Excerpted passage:
#####

[antidote] Is the Sky Falling for the Bells? Nah, it's just "Dirty math."

  • From: "Bruce Kushnick" <bruce@xxxxxxxxxxxxxxx>
  • To: <antidote@xxxxxxxxxxxxx>
  • Date: Thu, 4 Dec 2003 02:51:37 -0500

Karen Furbish wrote:
< However, as you know, the Bells are currently experiencing line losses due
>to wireless and broadband deployment.

(I was working on this piece. I thought it would appropriate to share it
now.)
====================
Is the Sky Falling for the Bells? Nah, it's just 'Dirty Math"

The Bells have continually complained -- "woe is us. We're losing phonelines
and
we losing business, right and left, and we need to get rid of any
regulations that allow competition."

It's another smoke and mirrors campaign by the Bells. --- It's all about
"Dirty
Math", --- the ability to play with numbers by leaving out significant other
facts.

Our last report refuted the Bells claims that the number of lines are
dropping at the rate the Bells are telling the world. (It includes Bell
data, including
 overseas losses and executive compensation, through second q, 2002)
http://www.newnetworks.com/profitreport2002.htm

Next month, New Networks and Teletruth  will be releasing a report on the
 20th anniversary of the Bells' stats -- lines, employees, revenues, (lack
of) broadband
deployment, etc.  And as many of you know we've been tracking this stuff
since 92.

Let me give you the crux of the issues as we see it.

Overall market:

a) yeah, the number of copper wiring lines into customers homes and offices
has been dropping.   One of the  largest drops is from people dropping
second
lines. This is being caused by what we now believe was hyper-growth during
the Internet boom  because when you track the census data from 1995-2002,
the number of lines increased way more than the population and then starts
to decline in 2001. --- I'll be supplying this in data form for our upcoming
report.

An example ---BellSouth, 1998  "The increase was primarily attributable to
continued economic growth  in BellSouth Telecommunications' nine-state
service region.
Growth in additional residential lines ordered by existing customers
accounted
 for approximately  30.8% of the overall increase in total access lines
since December 31, 1996."

What utility and monopoly has growth of 31% in three years without major
increases
in the overall population and households?

#####

Listed records:

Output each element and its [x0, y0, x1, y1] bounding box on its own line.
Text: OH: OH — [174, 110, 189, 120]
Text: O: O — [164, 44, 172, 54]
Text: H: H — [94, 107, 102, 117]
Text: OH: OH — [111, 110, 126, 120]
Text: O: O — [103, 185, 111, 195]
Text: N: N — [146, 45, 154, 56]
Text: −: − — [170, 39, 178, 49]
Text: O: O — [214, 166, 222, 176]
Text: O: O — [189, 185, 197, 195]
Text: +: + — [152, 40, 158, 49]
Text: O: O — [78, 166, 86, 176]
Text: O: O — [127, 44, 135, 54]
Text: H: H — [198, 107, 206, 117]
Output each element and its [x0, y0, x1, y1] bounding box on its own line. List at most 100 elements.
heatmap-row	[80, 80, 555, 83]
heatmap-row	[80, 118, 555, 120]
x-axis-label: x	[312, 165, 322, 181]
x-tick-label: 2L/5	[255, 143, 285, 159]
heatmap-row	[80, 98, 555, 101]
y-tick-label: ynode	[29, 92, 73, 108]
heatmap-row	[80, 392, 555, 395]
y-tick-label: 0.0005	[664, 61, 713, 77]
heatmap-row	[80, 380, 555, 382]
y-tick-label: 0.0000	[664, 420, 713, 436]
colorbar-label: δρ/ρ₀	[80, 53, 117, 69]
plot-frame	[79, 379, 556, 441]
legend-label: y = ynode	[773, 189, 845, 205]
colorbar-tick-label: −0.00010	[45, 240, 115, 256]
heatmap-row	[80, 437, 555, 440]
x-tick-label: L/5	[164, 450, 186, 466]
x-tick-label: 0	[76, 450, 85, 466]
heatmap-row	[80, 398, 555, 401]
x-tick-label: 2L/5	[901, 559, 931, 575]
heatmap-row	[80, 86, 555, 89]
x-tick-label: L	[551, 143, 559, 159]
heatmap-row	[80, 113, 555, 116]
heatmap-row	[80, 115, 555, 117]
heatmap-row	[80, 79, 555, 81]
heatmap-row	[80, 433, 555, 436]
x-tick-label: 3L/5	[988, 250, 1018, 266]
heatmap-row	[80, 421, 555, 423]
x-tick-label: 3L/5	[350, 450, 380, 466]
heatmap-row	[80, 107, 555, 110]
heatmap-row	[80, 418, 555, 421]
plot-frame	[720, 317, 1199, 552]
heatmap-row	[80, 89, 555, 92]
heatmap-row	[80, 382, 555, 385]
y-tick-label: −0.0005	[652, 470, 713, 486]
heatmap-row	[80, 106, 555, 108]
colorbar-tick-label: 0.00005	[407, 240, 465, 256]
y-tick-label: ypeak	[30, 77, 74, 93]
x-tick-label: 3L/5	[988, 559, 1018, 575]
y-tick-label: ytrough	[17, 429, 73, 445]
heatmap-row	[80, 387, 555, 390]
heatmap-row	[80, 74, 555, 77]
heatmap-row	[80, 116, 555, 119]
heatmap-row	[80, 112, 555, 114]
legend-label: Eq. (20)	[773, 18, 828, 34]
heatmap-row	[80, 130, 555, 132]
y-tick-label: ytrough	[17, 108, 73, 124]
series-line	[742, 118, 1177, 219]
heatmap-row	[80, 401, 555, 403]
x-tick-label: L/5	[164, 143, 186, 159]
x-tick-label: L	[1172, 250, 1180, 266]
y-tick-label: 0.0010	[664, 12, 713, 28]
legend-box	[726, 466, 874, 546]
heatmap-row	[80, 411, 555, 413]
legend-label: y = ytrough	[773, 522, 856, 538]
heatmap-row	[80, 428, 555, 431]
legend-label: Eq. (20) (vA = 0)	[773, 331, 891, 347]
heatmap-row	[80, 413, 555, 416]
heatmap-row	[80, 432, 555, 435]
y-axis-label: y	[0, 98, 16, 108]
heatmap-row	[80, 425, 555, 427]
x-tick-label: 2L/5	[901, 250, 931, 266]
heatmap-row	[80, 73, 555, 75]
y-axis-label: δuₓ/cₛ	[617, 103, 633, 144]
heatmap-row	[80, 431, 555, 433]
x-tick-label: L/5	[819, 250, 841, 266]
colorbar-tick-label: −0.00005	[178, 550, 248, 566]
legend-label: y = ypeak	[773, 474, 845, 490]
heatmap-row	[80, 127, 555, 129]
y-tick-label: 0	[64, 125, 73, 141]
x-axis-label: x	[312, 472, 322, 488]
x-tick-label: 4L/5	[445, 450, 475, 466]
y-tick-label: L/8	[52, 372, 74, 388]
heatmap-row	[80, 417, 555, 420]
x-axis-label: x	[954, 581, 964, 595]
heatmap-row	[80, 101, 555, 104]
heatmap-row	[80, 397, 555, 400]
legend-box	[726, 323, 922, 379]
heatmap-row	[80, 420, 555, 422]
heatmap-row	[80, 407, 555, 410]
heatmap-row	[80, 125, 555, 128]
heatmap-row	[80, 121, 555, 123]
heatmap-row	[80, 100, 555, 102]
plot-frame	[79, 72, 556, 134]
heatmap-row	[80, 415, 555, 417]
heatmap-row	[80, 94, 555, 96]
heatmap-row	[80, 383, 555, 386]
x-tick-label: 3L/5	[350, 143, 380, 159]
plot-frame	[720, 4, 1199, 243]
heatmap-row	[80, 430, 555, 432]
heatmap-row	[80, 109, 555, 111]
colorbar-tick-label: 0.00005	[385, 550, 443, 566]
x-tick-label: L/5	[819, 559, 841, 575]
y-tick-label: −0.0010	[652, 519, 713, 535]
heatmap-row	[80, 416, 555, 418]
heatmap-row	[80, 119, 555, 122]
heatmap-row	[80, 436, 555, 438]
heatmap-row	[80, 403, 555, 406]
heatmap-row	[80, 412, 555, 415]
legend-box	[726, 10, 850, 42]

#####

Your goal: Pick up the mailing-list post on the Bells' "Dirty Math" about phone-line losses right after its last question, "What utility and monopoly has growth of 31% in three years without major increases in the overall population and households?", and extend it.

Answer to this exercise:
In short, there is simply a 'rebalancing' of customer demand going on.

a1) This rebalancing is also reflecting the overall economic downturn which
everyone went through. The losses of the CLECs and Internet business and
other companies who have either went bankrupt or cut back, not to mention
every other business that were suppliers in this food-chain, were also
impacted and cut back on the lines they ordered or used.

a2) It is ironic that the hyper-growth was created, NOT by the Bells who
just sat there
and took orders, but by the small independent ISPs -- the Innovation Engine,
who
brought America to the Internet. Ironically, the Bells have done everything
in their power
to put out of business.  We've argued that had the Bells a) actually
fulfilled the promised
fiber-optic deployments and b) used the ISPs as another sales channel,  and
c) the FCC
and states got off their butts and enforced the laws on the books,  a large
part of the telecom
crash could have been avoided. (we've written separately about this.)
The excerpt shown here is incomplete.